(Collected data)
┄┄┄┄┄┄

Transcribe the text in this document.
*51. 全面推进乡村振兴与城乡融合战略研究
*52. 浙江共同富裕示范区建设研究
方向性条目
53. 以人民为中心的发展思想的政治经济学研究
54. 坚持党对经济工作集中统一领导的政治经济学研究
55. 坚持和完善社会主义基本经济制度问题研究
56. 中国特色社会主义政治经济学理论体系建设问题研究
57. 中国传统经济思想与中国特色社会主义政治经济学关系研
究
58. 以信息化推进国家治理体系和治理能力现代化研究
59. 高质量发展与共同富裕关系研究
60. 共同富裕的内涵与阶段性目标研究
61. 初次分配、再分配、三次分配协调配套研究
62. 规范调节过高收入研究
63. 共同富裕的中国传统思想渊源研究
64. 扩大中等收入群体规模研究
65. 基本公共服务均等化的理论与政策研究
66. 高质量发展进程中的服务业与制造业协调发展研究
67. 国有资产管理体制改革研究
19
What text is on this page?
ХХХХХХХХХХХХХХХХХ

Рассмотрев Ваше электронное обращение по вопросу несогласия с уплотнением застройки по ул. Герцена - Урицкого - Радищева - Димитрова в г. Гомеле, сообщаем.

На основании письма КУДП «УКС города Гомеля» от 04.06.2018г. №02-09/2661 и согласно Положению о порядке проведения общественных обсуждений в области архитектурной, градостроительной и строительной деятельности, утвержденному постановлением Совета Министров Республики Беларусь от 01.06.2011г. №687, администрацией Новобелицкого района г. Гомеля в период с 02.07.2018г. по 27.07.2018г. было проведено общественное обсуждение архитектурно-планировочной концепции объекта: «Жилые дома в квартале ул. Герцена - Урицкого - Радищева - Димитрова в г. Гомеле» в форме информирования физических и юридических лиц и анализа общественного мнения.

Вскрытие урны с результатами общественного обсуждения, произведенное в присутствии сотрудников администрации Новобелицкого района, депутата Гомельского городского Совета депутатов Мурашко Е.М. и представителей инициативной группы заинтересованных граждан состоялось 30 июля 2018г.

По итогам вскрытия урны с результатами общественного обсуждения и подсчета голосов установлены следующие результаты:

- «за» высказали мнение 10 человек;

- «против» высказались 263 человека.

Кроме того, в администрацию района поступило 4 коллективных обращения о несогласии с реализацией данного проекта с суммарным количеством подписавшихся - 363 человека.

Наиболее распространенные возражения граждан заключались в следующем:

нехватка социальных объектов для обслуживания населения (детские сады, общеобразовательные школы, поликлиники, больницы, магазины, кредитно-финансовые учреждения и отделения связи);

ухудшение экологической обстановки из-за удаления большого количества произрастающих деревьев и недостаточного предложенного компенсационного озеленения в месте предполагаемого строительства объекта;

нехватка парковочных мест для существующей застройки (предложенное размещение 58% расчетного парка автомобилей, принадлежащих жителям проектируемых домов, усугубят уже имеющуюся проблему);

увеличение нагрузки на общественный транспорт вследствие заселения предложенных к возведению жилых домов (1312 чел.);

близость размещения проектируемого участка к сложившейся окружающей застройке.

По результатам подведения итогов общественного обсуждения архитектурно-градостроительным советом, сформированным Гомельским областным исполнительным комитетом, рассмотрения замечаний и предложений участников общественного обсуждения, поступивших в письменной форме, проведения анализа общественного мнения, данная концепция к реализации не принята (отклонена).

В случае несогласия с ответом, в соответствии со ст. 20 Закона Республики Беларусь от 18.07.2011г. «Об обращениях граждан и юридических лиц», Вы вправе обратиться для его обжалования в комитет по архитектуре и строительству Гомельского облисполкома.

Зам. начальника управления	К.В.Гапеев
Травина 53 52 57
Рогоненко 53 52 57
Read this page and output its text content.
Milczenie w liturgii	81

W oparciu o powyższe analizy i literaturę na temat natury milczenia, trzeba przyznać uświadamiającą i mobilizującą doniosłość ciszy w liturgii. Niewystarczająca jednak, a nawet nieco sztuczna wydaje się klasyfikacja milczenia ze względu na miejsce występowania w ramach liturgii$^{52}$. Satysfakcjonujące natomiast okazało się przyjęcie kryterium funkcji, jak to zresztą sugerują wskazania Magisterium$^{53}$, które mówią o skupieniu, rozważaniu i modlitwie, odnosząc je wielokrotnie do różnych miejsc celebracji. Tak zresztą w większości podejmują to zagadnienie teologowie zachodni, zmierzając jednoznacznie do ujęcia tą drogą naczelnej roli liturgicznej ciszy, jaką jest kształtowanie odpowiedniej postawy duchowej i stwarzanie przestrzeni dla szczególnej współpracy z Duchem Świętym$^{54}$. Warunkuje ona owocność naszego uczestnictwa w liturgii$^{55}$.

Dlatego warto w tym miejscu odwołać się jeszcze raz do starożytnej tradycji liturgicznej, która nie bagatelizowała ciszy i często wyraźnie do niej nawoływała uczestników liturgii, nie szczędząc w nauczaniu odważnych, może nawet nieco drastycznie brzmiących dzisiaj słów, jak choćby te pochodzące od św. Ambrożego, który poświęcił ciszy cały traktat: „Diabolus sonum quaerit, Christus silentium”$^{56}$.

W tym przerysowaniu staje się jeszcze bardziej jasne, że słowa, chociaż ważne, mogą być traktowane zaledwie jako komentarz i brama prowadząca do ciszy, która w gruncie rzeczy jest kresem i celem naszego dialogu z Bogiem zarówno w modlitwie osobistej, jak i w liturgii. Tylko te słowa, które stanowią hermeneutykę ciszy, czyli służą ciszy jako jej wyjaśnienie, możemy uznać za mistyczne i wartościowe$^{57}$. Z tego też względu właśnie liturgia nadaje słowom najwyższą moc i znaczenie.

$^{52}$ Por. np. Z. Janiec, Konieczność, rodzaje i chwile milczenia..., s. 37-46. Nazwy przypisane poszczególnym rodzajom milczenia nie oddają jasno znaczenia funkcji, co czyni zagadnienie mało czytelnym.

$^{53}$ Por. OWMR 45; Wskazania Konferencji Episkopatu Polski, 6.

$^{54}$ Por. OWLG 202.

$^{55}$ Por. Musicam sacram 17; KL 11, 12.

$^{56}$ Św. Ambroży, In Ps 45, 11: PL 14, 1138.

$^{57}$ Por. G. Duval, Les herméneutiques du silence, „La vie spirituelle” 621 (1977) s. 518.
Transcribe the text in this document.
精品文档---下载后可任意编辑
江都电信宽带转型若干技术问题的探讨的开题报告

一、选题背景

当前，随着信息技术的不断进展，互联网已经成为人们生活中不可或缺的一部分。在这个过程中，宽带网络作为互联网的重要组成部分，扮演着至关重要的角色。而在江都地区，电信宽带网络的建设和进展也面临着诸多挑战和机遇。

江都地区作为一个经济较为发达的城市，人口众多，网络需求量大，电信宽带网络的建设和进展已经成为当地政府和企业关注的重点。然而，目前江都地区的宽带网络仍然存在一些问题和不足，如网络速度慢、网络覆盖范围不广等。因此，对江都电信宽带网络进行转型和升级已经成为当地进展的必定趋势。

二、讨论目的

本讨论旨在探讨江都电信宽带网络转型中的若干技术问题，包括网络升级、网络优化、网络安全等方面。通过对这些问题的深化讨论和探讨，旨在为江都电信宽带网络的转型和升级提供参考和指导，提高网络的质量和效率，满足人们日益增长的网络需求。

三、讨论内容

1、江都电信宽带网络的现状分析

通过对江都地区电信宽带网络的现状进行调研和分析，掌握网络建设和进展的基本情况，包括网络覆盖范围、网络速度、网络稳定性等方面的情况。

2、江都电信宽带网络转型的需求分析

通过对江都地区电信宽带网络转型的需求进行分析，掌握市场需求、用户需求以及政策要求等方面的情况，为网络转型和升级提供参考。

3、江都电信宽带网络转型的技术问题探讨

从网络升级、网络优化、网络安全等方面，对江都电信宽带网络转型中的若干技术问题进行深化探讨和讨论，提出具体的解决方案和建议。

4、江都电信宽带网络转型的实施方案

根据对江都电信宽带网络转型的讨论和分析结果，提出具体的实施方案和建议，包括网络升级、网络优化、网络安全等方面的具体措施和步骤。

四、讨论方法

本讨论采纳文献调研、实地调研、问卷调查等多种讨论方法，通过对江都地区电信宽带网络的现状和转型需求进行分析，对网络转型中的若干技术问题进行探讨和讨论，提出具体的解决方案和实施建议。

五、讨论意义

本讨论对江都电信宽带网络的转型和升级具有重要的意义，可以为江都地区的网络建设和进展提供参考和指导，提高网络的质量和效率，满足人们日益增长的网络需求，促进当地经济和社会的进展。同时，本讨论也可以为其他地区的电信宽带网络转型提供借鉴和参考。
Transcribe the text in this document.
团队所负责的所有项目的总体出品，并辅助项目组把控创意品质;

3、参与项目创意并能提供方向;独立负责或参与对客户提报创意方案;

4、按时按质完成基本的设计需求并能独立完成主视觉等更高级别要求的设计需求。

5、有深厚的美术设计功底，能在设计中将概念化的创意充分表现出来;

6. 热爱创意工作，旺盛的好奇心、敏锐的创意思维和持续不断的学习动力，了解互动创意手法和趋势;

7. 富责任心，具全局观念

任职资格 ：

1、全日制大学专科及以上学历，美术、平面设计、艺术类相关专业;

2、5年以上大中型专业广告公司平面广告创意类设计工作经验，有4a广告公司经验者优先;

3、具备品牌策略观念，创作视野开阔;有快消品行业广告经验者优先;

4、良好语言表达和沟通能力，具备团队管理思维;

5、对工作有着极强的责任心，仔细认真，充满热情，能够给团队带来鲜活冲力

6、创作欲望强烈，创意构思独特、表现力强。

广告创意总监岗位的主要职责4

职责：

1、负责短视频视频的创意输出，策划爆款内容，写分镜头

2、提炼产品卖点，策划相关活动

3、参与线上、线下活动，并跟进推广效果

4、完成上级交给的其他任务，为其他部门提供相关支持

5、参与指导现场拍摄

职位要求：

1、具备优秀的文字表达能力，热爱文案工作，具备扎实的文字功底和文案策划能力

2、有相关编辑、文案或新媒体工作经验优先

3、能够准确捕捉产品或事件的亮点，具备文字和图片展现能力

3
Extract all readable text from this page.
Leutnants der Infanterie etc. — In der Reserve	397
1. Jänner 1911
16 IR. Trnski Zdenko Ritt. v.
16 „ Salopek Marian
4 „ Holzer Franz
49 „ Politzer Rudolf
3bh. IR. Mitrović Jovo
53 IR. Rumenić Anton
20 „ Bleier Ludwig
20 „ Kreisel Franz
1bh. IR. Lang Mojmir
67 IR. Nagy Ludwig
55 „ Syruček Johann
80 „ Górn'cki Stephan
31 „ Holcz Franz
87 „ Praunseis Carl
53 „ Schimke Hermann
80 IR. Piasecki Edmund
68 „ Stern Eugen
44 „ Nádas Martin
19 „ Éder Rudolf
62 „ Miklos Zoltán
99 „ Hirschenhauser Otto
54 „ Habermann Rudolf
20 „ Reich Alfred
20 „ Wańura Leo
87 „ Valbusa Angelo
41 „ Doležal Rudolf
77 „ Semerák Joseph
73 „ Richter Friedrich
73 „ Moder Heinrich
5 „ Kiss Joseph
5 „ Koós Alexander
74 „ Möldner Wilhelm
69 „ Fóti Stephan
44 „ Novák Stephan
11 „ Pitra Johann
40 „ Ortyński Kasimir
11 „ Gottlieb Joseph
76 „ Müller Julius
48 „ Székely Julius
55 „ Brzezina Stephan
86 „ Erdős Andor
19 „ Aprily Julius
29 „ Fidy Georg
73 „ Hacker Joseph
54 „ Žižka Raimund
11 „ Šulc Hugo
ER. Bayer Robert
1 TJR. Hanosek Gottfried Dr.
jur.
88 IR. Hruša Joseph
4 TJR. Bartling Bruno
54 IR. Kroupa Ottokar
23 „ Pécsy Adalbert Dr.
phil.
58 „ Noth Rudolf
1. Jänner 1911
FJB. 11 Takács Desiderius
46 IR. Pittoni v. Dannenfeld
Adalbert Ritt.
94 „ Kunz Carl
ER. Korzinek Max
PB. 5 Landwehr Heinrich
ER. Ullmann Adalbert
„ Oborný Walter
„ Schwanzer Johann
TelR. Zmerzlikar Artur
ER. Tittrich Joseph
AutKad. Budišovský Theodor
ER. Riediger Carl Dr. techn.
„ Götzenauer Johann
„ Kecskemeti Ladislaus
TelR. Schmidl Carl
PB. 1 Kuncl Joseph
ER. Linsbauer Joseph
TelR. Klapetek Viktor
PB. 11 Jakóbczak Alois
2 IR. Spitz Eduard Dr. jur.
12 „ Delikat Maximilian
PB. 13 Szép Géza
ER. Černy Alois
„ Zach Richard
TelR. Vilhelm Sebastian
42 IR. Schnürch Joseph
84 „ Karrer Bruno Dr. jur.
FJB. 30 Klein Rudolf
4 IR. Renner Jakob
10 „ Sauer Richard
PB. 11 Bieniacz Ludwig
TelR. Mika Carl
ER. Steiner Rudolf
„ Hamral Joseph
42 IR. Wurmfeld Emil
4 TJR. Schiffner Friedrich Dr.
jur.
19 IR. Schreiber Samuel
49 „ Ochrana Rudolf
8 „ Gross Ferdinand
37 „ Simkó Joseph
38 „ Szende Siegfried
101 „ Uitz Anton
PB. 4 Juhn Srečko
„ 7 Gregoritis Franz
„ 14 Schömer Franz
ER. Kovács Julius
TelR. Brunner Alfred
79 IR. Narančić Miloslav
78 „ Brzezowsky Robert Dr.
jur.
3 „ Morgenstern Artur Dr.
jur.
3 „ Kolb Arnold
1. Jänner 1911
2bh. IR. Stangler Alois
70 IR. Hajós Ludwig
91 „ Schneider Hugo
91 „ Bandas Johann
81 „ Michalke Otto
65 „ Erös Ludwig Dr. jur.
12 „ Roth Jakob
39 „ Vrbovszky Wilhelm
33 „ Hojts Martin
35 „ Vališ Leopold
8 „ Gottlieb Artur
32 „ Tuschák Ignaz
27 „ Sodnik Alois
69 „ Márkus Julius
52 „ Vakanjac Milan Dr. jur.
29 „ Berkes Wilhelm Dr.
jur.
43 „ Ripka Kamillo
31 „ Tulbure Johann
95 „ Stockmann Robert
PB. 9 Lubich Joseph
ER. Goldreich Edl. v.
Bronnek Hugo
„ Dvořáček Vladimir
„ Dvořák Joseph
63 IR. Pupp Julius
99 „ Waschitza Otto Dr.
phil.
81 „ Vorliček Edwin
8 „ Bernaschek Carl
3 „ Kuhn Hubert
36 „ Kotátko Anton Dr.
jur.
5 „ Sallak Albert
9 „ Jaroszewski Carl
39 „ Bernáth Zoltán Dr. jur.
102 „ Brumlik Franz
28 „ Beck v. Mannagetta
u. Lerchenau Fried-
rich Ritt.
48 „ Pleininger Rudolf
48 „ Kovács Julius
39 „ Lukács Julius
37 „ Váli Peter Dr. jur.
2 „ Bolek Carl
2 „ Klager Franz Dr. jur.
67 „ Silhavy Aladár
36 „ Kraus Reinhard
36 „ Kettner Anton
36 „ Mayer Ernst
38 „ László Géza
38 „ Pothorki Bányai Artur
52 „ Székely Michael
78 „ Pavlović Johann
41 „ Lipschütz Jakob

┄┄┄┄┄┄

▶ To do:
Find every line above that contains the word "网络优化", and return each one.

▶ The solution:
本讨论旨在探讨江都电信宽带网络转型中的若干技术问题，包括网络升级、网络优化、网络安全等方面。通过对这些问题的深化讨论和探讨，旨在为江都电信宽带网络的转型和升级提供参考和指导，提高网络的质量和效率，满足人们日益增长的网络需求。
从网络升级、网络优化、网络安全等方面，对江都电信宽带网络转型中的若干技术问题进行深化探讨和讨论，提出具体的解决方案和建议。
根据对江都电信宽带网络转型的讨论和分析结果，提出具体的实施方案和建议，包括网络升级、网络优化、网络安全等方面的具体措施和步骤。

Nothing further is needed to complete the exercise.